__Data excerpts__
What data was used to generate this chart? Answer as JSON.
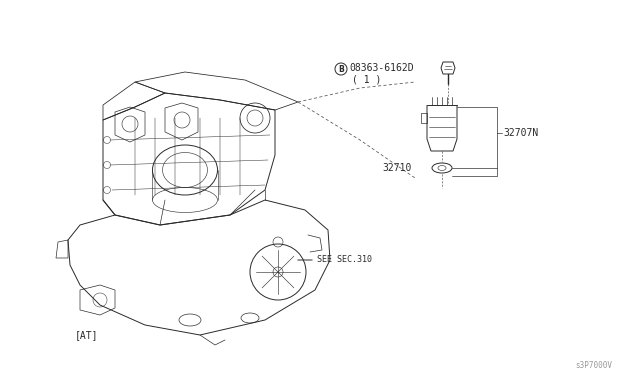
{
  "bg_color": "#ffffff",
  "line_color": "#2a2a2a",
  "fig_width": 6.4,
  "fig_height": 3.72,
  "dpi": 100,
  "watermark": "s3P7000V",
  "label_at": "[AT]",
  "label_see_sec": "SEE SEC.310",
  "label_32707n": "32707N",
  "label_32710": "32710",
  "label_bolt_part1": "®08363-6162D",
  "label_bolt_part2": "( 1 )",
  "label_bolt_B": "B"
}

__Your objective__
Omit the images and transcribe all of the records above word for word.

__Solution__
What data was used to generate this chart? Answer as JSON.
{
  "bg_color": "#ffffff",
  "line_color": "#2a2a2a",
  "fig_width": 6.4,
  "fig_height": 3.72,
  "dpi": 100,
  "watermark": "s3P7000V",
  "label_at": "[AT]",
  "label_see_sec": "SEE SEC.310",
  "label_32707n": "32707N",
  "label_32710": "32710",
  "label_bolt_part1": "®08363-6162D",
  "label_bolt_part2": "( 1 )",
  "label_bolt_B": "B"
}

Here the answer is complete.